* begin *

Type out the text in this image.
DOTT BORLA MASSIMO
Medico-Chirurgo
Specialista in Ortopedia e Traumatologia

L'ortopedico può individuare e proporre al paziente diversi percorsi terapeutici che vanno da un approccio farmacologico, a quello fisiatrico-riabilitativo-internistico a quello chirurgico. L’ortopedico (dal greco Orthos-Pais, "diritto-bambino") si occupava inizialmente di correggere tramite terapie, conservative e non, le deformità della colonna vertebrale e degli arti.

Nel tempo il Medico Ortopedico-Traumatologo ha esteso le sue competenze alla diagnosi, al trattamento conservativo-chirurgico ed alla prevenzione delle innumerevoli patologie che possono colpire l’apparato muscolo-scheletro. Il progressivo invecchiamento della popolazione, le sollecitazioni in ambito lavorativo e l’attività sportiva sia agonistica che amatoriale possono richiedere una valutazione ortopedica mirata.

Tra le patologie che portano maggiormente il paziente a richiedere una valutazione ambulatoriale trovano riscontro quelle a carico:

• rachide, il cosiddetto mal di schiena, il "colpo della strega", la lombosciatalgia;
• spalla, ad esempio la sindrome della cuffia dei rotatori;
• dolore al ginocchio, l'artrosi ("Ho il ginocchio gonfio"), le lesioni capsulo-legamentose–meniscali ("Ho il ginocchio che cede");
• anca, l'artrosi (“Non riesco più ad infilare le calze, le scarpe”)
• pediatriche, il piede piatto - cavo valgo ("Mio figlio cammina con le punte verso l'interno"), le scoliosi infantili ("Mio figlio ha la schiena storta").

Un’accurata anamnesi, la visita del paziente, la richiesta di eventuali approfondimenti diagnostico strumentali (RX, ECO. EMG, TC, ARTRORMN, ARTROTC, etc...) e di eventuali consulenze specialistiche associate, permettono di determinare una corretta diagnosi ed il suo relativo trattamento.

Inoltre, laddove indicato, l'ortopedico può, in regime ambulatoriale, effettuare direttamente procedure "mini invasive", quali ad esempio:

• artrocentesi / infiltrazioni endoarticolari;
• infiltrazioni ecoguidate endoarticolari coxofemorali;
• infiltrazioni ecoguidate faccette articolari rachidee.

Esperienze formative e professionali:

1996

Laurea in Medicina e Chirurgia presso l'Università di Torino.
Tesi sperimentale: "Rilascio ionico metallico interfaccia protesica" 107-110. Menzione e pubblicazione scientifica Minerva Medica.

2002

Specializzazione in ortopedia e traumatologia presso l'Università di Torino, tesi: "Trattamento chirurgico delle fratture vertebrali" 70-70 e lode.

* end *
* begin *

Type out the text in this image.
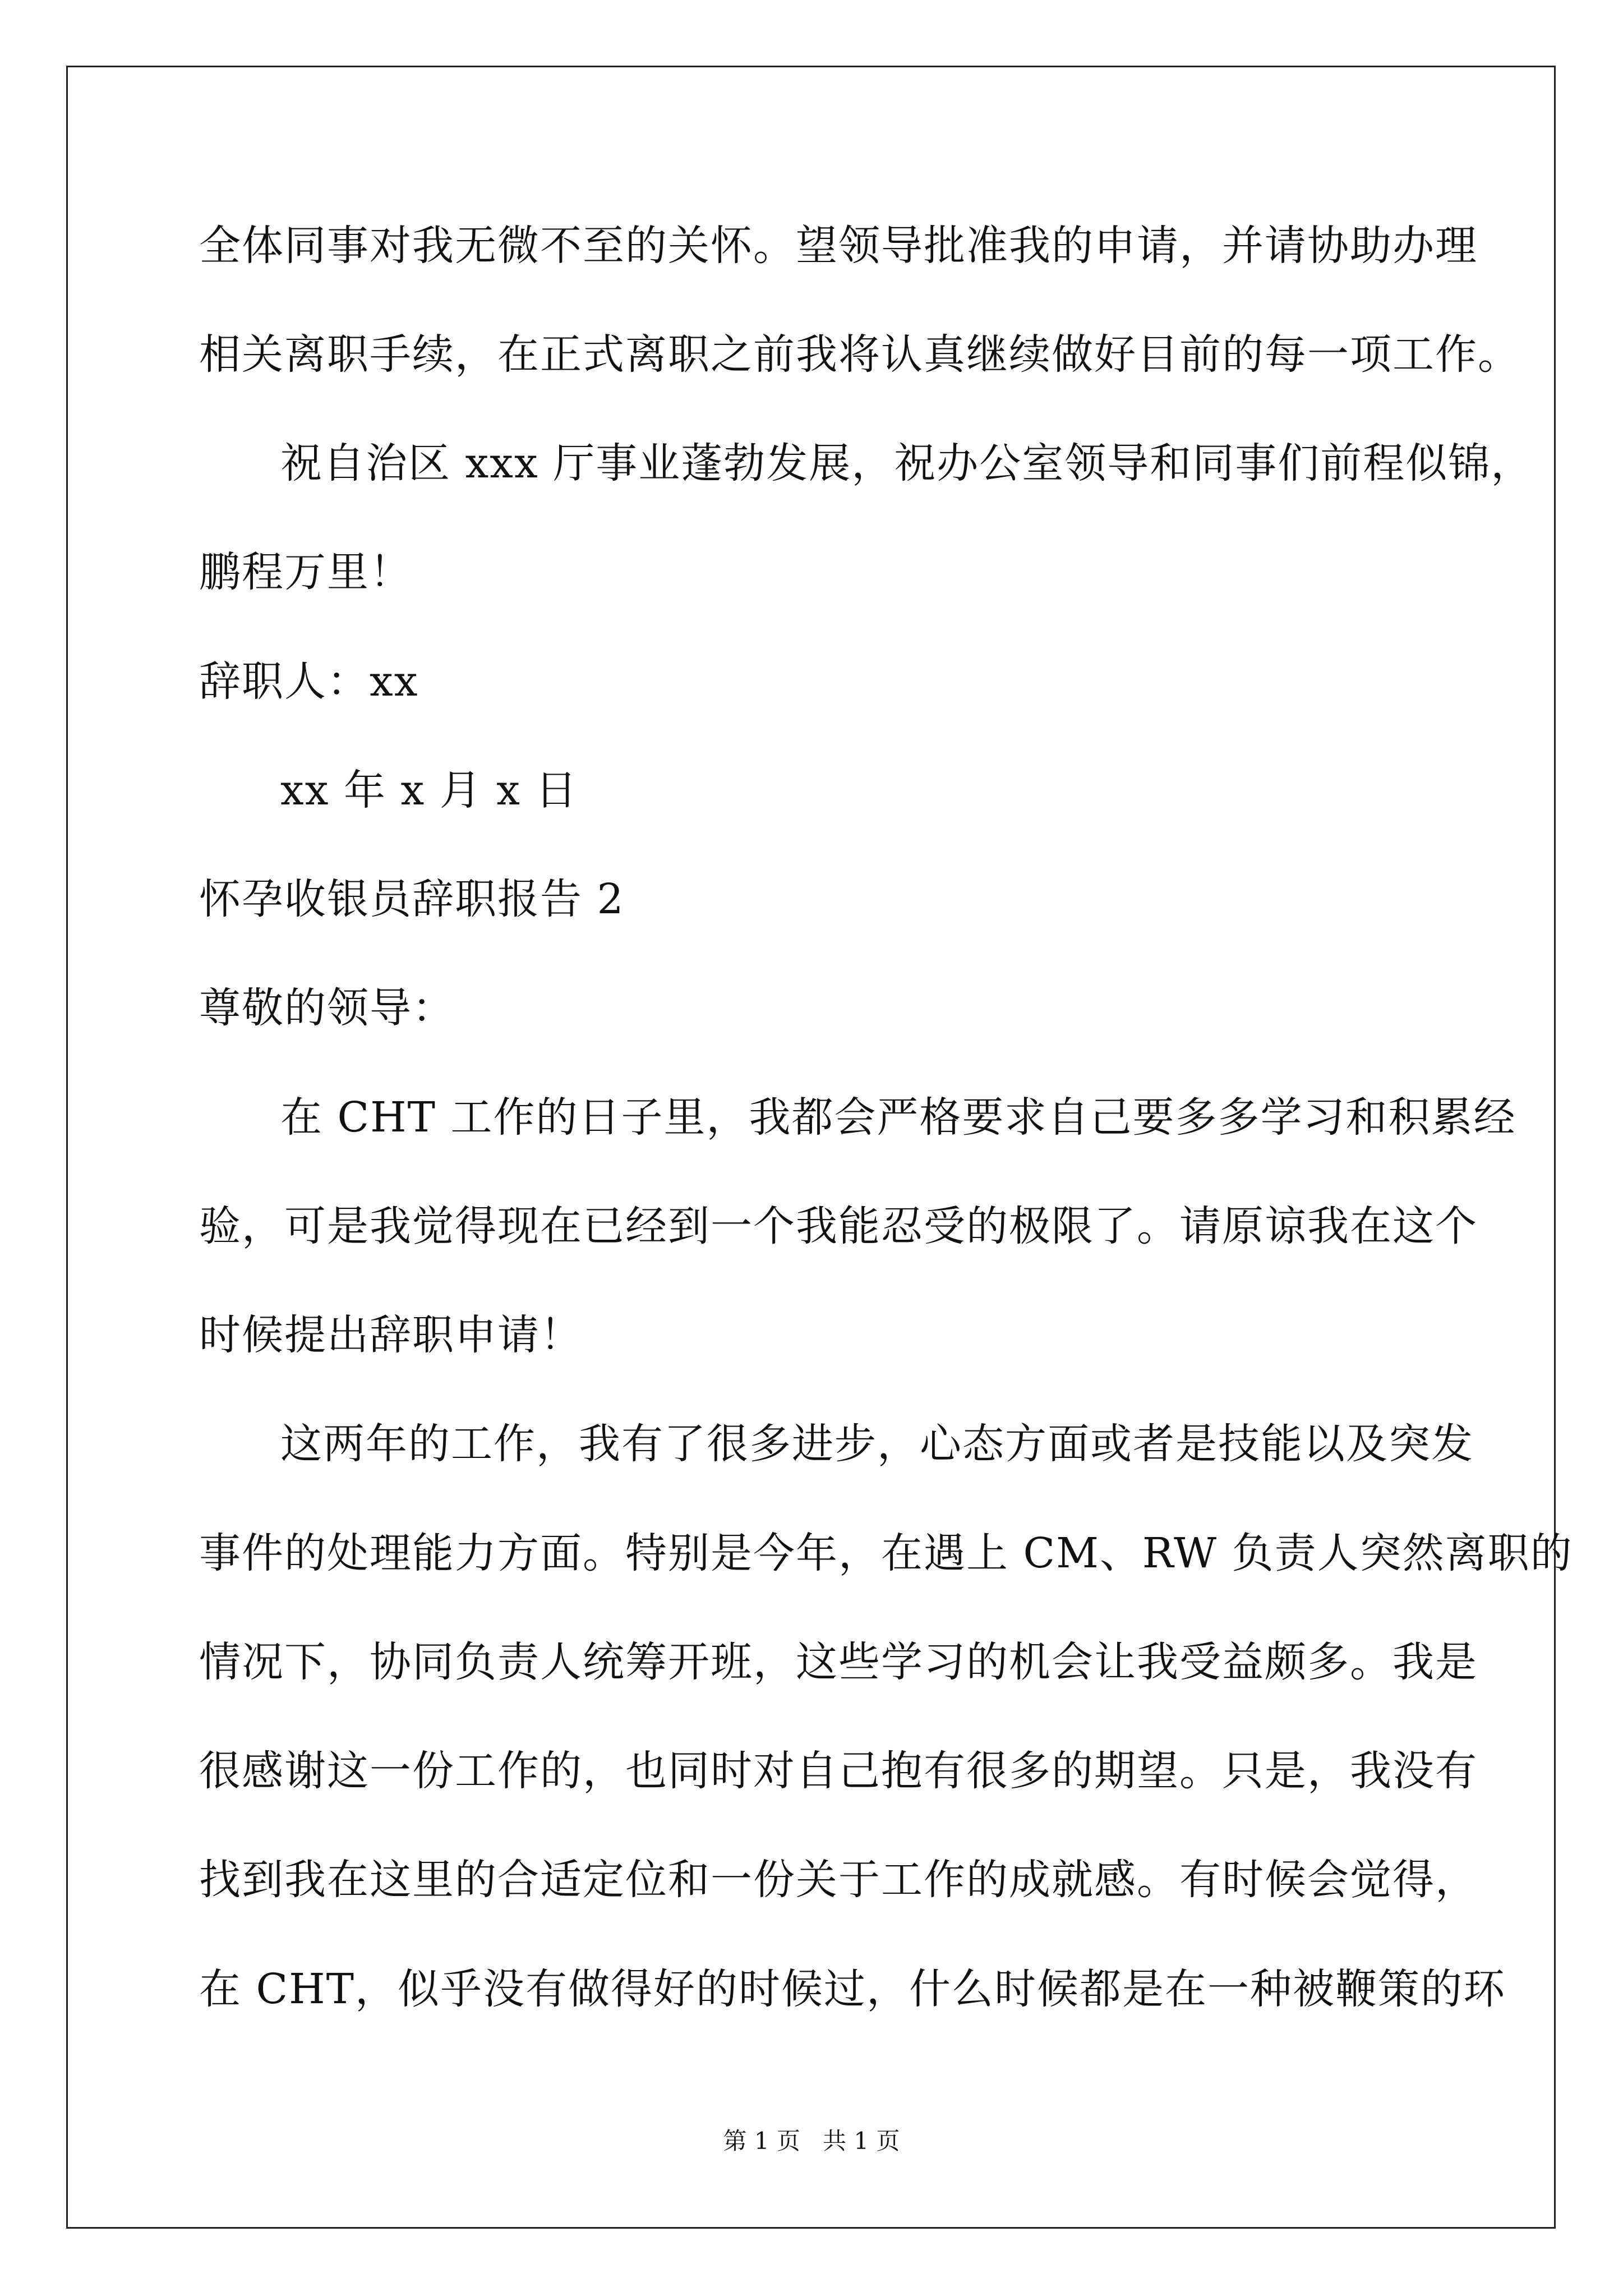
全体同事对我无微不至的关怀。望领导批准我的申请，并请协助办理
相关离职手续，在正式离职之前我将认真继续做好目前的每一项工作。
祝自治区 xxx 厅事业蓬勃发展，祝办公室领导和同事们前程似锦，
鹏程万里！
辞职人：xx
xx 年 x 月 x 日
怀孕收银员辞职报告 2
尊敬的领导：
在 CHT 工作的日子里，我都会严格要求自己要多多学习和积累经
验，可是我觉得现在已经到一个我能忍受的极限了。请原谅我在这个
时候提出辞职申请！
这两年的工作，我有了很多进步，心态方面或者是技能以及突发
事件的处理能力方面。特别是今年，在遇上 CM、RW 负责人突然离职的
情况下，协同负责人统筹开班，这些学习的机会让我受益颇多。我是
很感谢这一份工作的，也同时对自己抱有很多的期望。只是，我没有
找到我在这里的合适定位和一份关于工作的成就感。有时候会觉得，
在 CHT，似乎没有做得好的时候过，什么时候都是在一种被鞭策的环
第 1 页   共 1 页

* end *

**GIVEN REQUEST**
Show every line of the records above that contains the word "endoarticolari".

**COMPLETE RESPONSE**
• artrocentesi / infiltrazioni endoarticolari;
• infiltrazioni ecoguidate endoarticolari coxofemorali;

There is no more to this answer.